:: What needs to be done ::
Identify and reproduce every line holding the string "title".

□ □ □ □ □ □ □

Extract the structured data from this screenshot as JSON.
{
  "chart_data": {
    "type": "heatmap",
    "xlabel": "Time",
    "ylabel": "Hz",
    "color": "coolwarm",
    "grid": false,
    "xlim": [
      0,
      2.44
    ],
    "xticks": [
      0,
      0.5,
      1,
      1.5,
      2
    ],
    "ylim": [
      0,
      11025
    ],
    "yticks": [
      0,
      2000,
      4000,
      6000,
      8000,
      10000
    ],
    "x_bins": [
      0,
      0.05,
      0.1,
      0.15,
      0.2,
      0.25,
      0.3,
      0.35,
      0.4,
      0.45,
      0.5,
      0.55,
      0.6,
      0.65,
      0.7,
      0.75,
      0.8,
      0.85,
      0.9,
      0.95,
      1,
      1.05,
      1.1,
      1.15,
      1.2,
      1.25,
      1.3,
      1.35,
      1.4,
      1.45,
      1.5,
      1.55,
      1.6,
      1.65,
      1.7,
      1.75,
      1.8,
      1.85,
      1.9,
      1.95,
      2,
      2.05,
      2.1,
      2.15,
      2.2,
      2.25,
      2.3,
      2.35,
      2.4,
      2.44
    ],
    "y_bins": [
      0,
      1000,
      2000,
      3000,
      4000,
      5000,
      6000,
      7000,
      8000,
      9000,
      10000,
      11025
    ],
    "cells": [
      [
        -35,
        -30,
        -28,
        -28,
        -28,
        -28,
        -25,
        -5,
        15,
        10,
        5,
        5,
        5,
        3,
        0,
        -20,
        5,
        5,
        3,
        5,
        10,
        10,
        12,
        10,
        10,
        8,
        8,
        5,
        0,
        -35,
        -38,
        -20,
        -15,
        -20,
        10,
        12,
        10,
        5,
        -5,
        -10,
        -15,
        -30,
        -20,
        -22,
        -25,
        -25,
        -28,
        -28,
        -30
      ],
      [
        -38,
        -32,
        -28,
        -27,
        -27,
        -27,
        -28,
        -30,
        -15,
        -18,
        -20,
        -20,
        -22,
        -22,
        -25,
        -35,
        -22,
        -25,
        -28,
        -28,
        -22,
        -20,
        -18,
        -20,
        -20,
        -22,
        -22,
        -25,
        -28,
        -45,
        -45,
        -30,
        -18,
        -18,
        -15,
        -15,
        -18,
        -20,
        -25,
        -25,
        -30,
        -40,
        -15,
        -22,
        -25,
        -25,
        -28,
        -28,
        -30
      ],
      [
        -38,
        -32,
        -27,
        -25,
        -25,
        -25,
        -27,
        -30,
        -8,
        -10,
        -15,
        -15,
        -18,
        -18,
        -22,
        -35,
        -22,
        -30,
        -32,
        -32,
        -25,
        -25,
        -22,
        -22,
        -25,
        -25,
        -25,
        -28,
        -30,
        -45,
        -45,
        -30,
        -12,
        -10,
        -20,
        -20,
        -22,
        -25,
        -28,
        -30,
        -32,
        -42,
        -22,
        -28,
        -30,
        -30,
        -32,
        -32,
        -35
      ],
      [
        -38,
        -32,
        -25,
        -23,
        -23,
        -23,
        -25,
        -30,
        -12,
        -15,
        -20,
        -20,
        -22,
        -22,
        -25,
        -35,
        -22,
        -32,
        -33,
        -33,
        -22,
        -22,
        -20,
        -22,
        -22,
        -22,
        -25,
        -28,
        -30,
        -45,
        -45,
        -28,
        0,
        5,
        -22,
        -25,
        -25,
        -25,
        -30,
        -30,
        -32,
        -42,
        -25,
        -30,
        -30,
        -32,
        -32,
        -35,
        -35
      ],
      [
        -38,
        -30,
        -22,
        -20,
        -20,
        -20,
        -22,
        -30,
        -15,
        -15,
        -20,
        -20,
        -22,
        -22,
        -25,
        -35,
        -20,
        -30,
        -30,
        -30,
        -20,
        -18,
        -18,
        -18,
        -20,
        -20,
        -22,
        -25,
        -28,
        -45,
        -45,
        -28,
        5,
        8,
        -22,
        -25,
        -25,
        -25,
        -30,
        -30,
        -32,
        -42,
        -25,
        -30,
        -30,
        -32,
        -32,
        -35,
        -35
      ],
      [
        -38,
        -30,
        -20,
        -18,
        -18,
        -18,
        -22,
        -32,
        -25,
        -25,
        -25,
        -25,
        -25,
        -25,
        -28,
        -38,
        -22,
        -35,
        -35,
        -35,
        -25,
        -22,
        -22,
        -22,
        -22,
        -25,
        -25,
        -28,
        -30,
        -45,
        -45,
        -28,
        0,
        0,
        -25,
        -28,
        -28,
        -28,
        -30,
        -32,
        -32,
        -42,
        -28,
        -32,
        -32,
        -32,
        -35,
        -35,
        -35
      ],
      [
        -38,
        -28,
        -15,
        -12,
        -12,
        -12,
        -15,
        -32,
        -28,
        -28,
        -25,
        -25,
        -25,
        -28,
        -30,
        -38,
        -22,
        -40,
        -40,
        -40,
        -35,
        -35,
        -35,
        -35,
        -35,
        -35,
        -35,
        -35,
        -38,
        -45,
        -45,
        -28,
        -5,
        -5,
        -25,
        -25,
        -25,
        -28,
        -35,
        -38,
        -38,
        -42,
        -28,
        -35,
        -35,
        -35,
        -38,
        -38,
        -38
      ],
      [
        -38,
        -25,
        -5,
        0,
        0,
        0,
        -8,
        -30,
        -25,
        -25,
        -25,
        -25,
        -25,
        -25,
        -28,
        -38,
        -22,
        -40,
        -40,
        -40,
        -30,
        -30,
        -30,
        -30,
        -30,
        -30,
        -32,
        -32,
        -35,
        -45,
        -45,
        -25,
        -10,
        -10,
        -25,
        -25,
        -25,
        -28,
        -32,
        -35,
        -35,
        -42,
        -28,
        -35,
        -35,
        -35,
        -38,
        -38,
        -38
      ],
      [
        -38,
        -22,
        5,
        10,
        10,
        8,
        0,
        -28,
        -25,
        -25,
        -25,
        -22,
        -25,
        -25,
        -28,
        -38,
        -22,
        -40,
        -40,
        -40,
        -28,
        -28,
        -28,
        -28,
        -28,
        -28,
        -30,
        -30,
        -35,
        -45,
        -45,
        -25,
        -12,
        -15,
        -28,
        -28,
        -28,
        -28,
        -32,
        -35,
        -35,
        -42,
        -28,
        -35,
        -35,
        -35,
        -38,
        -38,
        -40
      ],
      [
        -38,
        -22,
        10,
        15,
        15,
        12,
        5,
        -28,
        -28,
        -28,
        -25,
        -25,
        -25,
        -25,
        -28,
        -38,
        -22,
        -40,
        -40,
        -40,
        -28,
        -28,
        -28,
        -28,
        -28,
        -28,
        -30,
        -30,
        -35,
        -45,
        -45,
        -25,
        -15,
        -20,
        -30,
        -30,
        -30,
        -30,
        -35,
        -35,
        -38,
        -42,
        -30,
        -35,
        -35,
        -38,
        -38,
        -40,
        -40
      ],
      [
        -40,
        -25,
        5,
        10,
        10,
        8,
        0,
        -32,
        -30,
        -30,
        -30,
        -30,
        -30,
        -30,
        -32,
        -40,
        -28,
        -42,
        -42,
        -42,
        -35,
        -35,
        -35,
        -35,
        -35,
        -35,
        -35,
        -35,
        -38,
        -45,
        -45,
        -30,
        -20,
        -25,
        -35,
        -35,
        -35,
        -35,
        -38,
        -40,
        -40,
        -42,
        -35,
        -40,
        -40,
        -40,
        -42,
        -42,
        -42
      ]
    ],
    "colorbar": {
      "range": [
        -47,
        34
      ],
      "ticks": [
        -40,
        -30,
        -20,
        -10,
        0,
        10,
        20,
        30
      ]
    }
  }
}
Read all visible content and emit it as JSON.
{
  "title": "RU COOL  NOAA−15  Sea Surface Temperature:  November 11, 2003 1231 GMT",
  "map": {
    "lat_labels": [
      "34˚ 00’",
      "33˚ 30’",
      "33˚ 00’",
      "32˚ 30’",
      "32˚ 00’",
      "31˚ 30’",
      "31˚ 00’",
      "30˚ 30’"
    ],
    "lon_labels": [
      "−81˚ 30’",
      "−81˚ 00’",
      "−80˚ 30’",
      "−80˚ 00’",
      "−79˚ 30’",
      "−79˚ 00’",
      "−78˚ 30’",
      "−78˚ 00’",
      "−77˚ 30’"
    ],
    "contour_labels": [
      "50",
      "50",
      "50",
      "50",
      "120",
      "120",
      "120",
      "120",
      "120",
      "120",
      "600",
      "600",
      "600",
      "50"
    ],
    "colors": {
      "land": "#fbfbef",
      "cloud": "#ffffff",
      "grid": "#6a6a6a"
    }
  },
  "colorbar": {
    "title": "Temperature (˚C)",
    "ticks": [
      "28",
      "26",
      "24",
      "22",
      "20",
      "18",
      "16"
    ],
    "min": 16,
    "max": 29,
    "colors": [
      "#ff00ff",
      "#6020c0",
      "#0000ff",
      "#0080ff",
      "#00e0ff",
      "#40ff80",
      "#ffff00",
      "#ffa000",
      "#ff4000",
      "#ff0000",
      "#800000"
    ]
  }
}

□ □ □ □ □ □ □

:: Exercise output ::
  "title": "RU COOL  NOAA−15  Sea Surface Temperature:  November 11, 2003 1231 GMT",
    "title": "Temperature (˚C)",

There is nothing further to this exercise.